(Stored data entries)
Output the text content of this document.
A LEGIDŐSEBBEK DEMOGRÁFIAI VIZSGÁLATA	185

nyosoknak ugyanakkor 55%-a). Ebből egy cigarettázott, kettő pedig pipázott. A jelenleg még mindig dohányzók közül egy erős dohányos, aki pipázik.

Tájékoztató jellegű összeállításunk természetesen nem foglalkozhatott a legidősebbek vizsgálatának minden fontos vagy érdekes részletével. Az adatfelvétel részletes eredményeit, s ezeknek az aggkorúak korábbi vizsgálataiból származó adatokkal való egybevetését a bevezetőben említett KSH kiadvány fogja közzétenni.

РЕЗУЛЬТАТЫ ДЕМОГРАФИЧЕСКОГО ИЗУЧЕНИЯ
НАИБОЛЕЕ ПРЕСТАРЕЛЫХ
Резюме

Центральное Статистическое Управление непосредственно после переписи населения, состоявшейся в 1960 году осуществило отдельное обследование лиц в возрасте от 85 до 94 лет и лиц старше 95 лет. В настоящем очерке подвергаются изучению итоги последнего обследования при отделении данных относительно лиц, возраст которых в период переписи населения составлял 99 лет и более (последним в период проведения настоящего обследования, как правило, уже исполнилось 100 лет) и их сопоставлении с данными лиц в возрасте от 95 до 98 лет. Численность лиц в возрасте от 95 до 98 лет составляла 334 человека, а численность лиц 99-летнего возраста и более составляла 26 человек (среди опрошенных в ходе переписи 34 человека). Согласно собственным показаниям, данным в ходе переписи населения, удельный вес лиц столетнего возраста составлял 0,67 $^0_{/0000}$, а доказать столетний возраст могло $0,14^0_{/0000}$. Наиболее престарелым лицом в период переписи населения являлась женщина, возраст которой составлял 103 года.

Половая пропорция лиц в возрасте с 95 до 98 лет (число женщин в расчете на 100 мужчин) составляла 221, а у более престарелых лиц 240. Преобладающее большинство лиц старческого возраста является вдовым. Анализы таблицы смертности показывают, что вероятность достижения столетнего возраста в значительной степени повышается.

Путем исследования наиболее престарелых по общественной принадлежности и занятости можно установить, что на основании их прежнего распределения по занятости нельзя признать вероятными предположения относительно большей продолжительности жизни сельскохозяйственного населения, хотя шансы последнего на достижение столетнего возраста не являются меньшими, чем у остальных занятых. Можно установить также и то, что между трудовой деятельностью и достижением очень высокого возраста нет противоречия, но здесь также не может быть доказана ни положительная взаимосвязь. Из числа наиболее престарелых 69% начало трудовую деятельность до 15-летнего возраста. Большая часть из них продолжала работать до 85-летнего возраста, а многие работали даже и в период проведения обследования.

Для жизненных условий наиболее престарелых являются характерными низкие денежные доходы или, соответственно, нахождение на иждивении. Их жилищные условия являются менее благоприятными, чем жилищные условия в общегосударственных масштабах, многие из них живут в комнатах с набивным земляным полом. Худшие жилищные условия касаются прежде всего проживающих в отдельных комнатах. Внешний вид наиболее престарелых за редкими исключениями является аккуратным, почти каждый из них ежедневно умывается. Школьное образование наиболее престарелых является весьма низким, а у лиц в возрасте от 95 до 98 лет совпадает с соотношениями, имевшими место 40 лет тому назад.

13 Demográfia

--

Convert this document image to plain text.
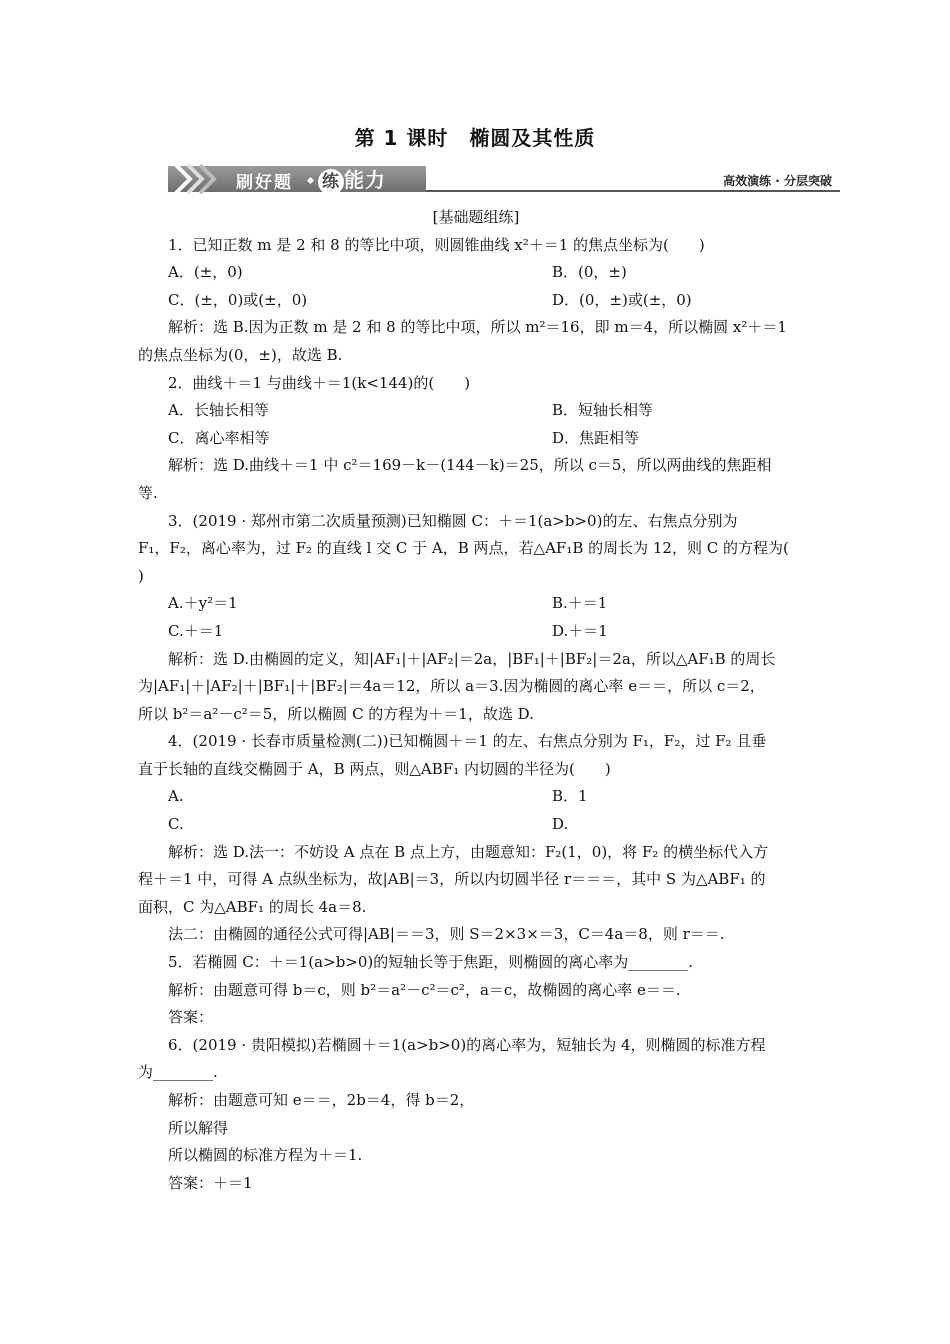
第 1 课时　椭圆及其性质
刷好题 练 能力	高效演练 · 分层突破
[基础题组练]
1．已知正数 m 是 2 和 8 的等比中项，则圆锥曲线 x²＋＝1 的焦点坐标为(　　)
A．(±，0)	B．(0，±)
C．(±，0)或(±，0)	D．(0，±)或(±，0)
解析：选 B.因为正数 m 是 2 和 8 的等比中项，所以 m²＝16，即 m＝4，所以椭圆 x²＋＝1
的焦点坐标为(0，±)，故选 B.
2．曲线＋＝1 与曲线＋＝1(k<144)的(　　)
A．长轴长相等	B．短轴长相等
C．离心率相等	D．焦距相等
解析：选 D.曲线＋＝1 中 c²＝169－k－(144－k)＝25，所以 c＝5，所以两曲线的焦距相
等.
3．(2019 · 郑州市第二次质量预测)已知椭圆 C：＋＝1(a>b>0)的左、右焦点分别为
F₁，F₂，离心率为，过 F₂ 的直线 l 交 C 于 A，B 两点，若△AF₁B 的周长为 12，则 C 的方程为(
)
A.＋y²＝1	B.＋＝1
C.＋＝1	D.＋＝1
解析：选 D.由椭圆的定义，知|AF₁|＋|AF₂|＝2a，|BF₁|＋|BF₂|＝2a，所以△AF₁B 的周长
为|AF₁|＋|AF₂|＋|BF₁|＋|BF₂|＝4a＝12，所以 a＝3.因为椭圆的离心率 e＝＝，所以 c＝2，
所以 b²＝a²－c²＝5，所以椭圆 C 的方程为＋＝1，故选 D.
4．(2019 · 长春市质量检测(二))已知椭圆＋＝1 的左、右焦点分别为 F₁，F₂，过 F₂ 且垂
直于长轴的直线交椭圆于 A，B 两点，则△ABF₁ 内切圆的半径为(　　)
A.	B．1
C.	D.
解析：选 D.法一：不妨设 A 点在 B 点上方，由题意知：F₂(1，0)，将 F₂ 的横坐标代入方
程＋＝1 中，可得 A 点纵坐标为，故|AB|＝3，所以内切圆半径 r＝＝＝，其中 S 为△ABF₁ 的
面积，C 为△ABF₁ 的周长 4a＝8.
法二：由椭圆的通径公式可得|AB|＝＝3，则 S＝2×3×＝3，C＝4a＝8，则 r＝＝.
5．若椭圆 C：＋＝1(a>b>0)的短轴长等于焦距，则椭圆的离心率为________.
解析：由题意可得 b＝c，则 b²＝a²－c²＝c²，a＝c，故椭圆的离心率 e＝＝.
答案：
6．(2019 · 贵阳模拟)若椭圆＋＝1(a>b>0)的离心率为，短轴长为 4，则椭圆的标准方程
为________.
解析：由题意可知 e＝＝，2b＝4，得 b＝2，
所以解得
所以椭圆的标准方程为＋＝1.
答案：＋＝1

Aim of the exercise: Pick every line with "text" in it and copy it.

Response to this exercise:
Output the text content of this document.
Convert this document image to plain text.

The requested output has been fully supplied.